Pictures aside, write out every record exactly as it appears.

**Recorded data**

— Begin —

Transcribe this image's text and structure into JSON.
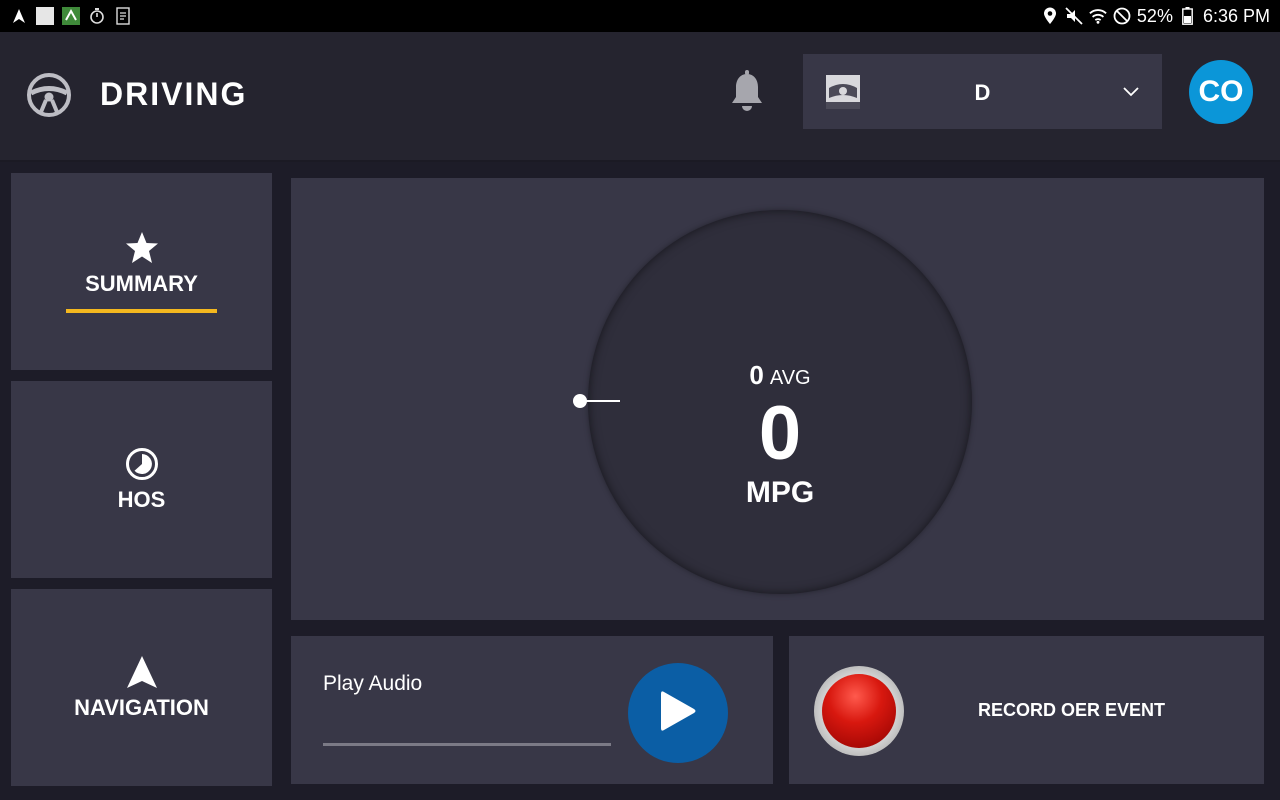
{
  "statusbar": {
    "battery": "52%",
    "time": "6:36 PM"
  },
  "header": {
    "title": "DRIVING",
    "vehicle_select": {
      "value": "D"
    },
    "avatar_initials": "CO"
  },
  "nav": {
    "items": [
      {
        "label": "SUMMARY",
        "icon": "star-icon",
        "active": true
      },
      {
        "label": "HOS",
        "icon": "clock-icon",
        "active": false
      },
      {
        "label": "NAVIGATION",
        "icon": "navigation-arrow-icon",
        "active": false
      }
    ]
  },
  "gauge": {
    "avg_value": "0",
    "avg_label": "AVG",
    "value": "0",
    "unit": "MPG"
  },
  "audio": {
    "label": "Play Audio"
  },
  "record": {
    "label": "RECORD OER EVENT"
  },
  "colors": {
    "accent_underline": "#f4b81f",
    "avatar": "#0b96d8",
    "play_button": "#0b5ea5",
    "record_red": "#d8180f",
    "panel": "#383747",
    "background": "#1d1c28"
  }
}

— End —

**Result of the exercise**
Transcribe this image's text and structure into JSON.
{
  "statusbar": {
    "battery": "52%",
    "time": "6:36 PM"
  },
  "header": {
    "title": "DRIVING",
    "vehicle_select": {
      "value": "D"
    },
    "avatar_initials": "CO"
  },
  "nav": {
    "items": [
      {
        "label": "SUMMARY",
        "icon": "star-icon",
        "active": true
      },
      {
        "label": "HOS",
        "icon": "clock-icon",
        "active": false
      },
      {
        "label": "NAVIGATION",
        "icon": "navigation-arrow-icon",
        "active": false
      }
    ]
  },
  "gauge": {
    "avg_value": "0",
    "avg_label": "AVG",
    "value": "0",
    "unit": "MPG"
  },
  "audio": {
    "label": "Play Audio"
  },
  "record": {
    "label": "RECORD OER EVENT"
  },
  "colors": {
    "accent_underline": "#f4b81f",
    "avatar": "#0b96d8",
    "play_button": "#0b5ea5",
    "record_red": "#d8180f",
    "panel": "#383747",
    "background": "#1d1c28"
  }
}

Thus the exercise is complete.